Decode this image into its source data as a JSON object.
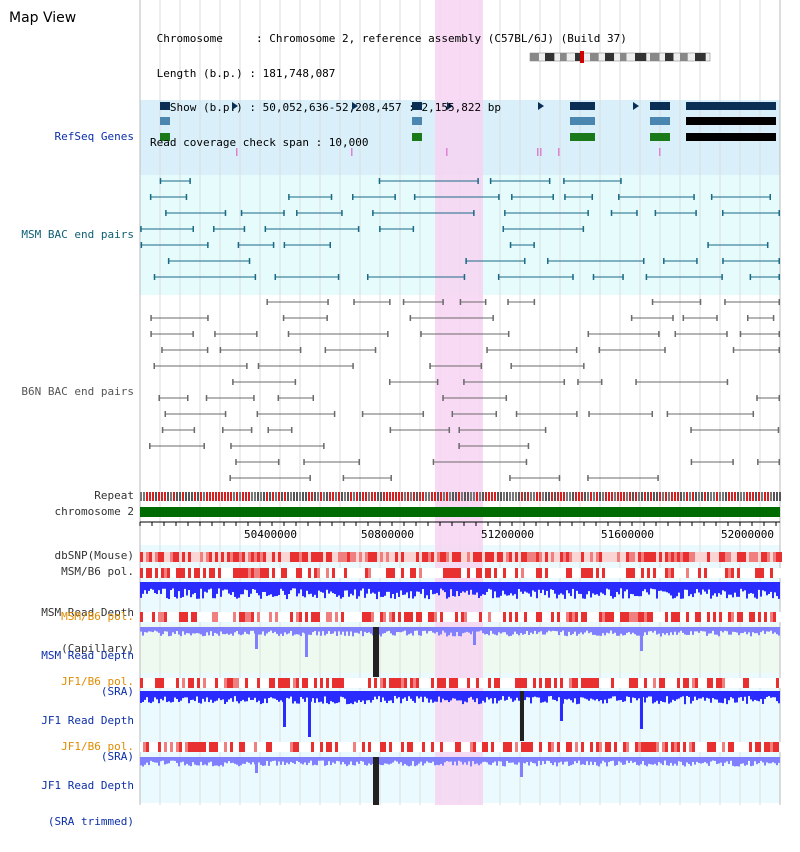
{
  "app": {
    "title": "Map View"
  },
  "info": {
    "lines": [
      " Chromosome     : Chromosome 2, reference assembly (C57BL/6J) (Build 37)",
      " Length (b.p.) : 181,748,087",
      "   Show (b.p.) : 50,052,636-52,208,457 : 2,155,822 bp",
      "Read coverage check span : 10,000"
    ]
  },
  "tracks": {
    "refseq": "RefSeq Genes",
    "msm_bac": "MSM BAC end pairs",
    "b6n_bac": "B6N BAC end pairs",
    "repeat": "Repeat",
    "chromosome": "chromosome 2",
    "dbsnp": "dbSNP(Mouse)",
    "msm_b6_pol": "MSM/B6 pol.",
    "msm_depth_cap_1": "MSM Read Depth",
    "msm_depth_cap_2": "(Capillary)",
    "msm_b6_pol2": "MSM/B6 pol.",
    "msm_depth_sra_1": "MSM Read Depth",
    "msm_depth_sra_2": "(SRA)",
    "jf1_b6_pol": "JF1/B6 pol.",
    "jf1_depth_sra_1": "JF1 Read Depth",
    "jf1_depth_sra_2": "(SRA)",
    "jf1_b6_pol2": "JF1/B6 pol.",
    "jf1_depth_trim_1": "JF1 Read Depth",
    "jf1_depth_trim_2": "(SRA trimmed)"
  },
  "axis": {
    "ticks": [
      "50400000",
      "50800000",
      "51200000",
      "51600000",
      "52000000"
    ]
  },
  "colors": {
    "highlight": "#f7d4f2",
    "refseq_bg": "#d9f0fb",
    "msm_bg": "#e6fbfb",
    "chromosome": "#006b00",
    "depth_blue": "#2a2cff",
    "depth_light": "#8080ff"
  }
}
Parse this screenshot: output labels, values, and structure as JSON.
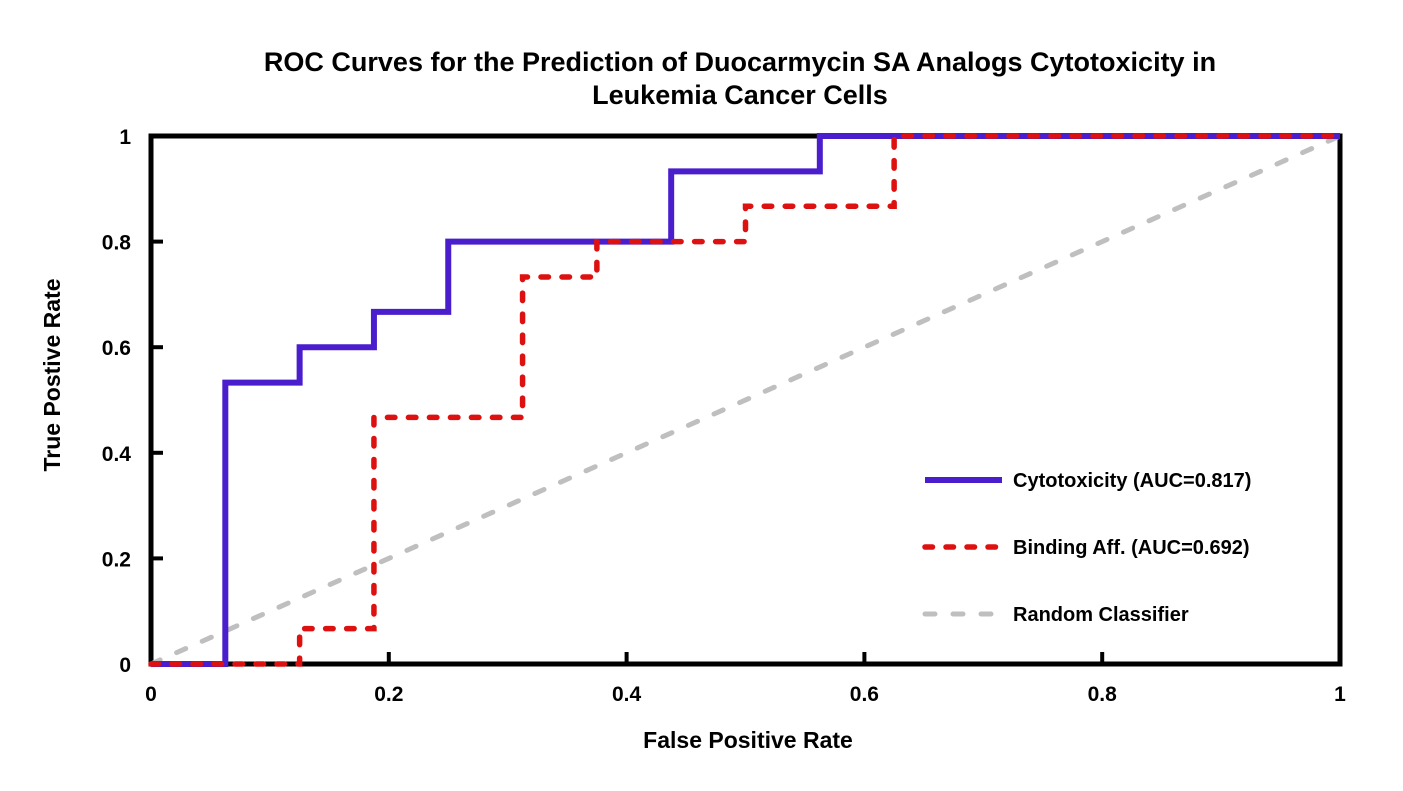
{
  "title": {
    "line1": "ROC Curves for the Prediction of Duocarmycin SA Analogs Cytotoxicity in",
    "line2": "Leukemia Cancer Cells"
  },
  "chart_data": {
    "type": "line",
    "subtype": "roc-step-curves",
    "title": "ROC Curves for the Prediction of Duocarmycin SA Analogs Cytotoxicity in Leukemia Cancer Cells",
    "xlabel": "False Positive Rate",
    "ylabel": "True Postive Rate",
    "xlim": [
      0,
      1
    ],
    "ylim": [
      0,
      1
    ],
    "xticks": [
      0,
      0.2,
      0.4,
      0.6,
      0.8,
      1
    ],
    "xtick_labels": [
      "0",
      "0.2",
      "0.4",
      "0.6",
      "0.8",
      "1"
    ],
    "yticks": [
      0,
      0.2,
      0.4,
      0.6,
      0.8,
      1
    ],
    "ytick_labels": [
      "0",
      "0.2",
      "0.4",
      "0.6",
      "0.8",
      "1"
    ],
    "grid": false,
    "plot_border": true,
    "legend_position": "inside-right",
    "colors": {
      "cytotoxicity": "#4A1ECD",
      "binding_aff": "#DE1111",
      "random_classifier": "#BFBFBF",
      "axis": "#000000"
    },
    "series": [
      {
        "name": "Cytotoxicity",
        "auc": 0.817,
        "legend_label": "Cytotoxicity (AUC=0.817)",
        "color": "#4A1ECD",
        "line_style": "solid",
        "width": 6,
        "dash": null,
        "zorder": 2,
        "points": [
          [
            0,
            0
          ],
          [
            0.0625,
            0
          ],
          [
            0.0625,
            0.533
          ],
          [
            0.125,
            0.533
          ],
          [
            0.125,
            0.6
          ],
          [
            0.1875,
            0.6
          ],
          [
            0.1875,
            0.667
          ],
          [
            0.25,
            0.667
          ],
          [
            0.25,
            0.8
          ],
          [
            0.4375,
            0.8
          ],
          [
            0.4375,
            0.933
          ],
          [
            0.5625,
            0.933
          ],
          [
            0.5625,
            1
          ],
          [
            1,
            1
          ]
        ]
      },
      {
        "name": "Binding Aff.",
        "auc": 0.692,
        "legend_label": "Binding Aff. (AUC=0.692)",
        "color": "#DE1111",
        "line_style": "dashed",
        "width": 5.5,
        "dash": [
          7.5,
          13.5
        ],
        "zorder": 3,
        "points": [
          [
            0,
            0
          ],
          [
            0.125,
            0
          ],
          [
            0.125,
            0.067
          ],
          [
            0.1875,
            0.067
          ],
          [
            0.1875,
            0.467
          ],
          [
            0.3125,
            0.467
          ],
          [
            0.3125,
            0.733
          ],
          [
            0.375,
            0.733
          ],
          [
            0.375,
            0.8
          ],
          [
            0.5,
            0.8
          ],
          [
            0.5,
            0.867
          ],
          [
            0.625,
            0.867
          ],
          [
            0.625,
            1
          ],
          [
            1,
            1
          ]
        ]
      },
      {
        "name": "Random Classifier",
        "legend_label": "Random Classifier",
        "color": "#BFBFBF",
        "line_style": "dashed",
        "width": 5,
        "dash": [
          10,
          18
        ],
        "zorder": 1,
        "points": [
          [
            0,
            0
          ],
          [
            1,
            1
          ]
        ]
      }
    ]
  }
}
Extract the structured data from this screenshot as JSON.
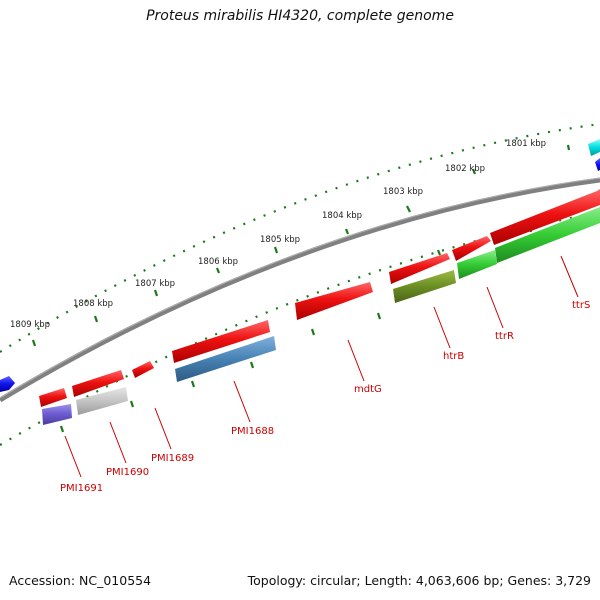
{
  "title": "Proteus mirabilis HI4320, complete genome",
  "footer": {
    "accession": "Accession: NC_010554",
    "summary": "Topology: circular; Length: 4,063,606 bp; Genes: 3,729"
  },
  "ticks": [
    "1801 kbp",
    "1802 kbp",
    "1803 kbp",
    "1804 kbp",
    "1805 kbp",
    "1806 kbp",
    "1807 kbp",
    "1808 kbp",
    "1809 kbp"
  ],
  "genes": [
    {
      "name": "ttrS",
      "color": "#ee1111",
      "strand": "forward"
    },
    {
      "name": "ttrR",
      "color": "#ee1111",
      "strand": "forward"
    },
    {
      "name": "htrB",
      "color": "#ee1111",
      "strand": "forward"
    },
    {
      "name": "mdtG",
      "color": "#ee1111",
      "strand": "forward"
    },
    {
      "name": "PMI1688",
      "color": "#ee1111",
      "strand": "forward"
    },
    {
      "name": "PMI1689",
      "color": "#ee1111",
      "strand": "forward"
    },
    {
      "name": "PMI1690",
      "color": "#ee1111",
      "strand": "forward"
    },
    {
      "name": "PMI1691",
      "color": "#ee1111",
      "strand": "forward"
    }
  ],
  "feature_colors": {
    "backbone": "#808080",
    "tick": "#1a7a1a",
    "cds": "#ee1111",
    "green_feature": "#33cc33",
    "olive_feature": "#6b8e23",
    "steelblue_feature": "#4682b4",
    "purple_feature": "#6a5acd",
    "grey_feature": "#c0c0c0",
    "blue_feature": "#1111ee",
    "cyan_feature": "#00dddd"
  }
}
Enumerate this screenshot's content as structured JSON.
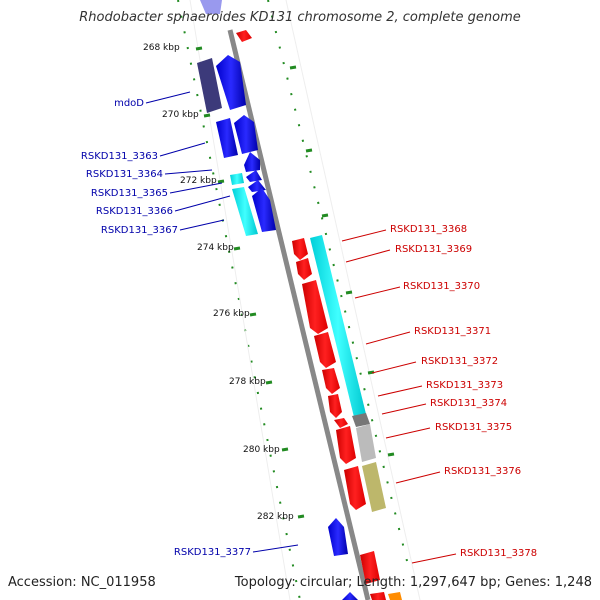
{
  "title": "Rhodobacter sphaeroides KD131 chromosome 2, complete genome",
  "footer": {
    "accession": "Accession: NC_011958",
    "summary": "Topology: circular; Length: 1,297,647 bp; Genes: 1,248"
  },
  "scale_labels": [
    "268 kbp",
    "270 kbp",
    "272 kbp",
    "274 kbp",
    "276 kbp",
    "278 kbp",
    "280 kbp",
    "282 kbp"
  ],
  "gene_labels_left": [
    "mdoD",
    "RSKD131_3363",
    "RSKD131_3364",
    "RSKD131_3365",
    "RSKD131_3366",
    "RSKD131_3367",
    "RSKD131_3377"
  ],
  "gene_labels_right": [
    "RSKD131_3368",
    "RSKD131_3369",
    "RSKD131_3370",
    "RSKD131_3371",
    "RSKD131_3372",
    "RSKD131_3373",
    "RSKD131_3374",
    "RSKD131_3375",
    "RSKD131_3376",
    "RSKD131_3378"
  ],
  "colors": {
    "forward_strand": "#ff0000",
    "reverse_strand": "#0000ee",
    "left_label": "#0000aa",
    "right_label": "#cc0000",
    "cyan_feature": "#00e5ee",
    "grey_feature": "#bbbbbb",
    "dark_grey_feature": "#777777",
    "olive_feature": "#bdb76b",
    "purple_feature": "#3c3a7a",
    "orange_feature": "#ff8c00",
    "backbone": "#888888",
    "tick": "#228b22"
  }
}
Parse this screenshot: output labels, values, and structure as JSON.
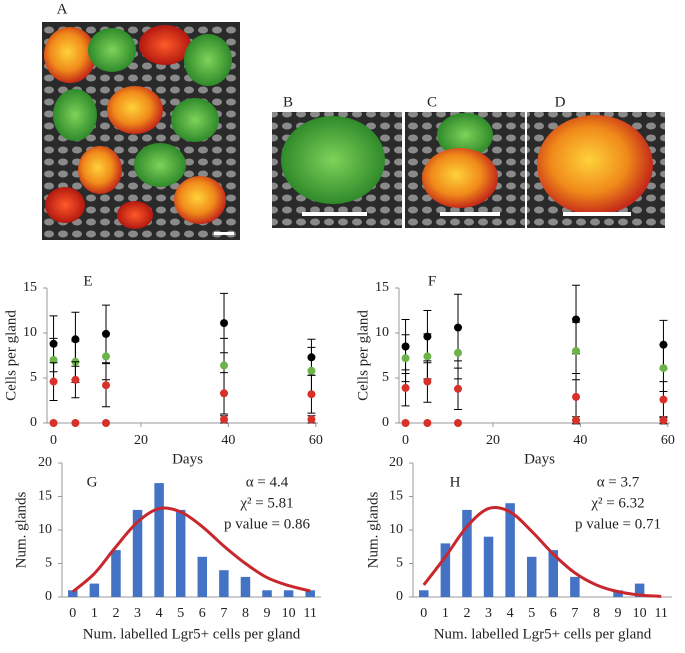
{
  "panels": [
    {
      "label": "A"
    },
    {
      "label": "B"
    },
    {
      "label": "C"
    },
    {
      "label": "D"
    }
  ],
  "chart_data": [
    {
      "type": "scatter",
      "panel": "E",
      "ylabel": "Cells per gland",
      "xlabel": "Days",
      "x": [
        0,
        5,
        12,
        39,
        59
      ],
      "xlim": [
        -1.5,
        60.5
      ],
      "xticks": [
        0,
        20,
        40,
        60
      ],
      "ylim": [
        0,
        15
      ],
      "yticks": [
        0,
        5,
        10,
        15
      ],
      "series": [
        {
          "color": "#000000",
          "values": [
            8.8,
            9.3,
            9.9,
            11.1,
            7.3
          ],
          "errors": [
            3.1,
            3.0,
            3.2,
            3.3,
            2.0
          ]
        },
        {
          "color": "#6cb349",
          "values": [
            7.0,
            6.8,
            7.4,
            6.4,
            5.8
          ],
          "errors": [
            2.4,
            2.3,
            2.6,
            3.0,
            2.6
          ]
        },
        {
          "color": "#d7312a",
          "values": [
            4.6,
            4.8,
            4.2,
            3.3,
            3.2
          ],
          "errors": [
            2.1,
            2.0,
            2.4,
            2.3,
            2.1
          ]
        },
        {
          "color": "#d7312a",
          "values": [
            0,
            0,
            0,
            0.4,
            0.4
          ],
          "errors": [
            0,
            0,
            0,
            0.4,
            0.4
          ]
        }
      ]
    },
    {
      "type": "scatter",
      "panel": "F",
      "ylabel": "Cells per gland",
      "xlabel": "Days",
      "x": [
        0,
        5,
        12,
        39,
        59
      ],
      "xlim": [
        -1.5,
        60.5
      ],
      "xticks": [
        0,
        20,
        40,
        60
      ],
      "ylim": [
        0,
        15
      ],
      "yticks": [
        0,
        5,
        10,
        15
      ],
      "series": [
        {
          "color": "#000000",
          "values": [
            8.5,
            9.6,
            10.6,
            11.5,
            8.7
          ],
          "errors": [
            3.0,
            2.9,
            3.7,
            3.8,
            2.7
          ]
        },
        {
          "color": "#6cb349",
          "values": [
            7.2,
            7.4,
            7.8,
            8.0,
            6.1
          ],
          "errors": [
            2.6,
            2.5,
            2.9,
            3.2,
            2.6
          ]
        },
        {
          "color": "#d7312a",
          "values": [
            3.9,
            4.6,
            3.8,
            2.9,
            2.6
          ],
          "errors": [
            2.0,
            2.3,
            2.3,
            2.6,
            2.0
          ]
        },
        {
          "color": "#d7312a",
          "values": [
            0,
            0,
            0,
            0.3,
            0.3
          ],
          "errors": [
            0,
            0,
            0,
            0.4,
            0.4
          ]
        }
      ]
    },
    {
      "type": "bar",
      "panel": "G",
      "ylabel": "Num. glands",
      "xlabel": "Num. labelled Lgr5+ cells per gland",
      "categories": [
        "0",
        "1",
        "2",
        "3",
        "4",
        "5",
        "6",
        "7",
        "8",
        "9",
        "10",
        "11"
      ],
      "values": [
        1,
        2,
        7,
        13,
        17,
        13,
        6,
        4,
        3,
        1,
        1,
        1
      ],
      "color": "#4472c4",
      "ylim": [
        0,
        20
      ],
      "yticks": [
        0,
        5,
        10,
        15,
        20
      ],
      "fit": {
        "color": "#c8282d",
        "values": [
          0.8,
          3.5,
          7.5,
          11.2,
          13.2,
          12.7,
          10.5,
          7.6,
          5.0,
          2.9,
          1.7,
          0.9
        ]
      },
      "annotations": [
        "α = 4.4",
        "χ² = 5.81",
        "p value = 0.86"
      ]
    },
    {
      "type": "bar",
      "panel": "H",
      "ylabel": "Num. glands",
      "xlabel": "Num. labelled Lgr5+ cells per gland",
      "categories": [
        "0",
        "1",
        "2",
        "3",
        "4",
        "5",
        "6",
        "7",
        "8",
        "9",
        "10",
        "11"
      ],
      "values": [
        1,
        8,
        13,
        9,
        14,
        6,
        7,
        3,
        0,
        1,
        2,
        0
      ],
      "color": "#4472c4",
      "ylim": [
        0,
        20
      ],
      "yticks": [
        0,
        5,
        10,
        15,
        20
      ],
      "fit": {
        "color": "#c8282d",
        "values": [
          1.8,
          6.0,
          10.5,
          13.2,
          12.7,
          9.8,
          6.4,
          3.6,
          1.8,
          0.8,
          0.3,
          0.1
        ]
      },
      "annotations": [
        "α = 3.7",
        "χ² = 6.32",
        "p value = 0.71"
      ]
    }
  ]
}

============================================================

### REQUIRED WORK:
Return every line in the listing that contains the word "BFBFBF".

### RESPONSE BOX:
      "random_classifier": "#BFBFBF",
        "color": "#BFBFBF",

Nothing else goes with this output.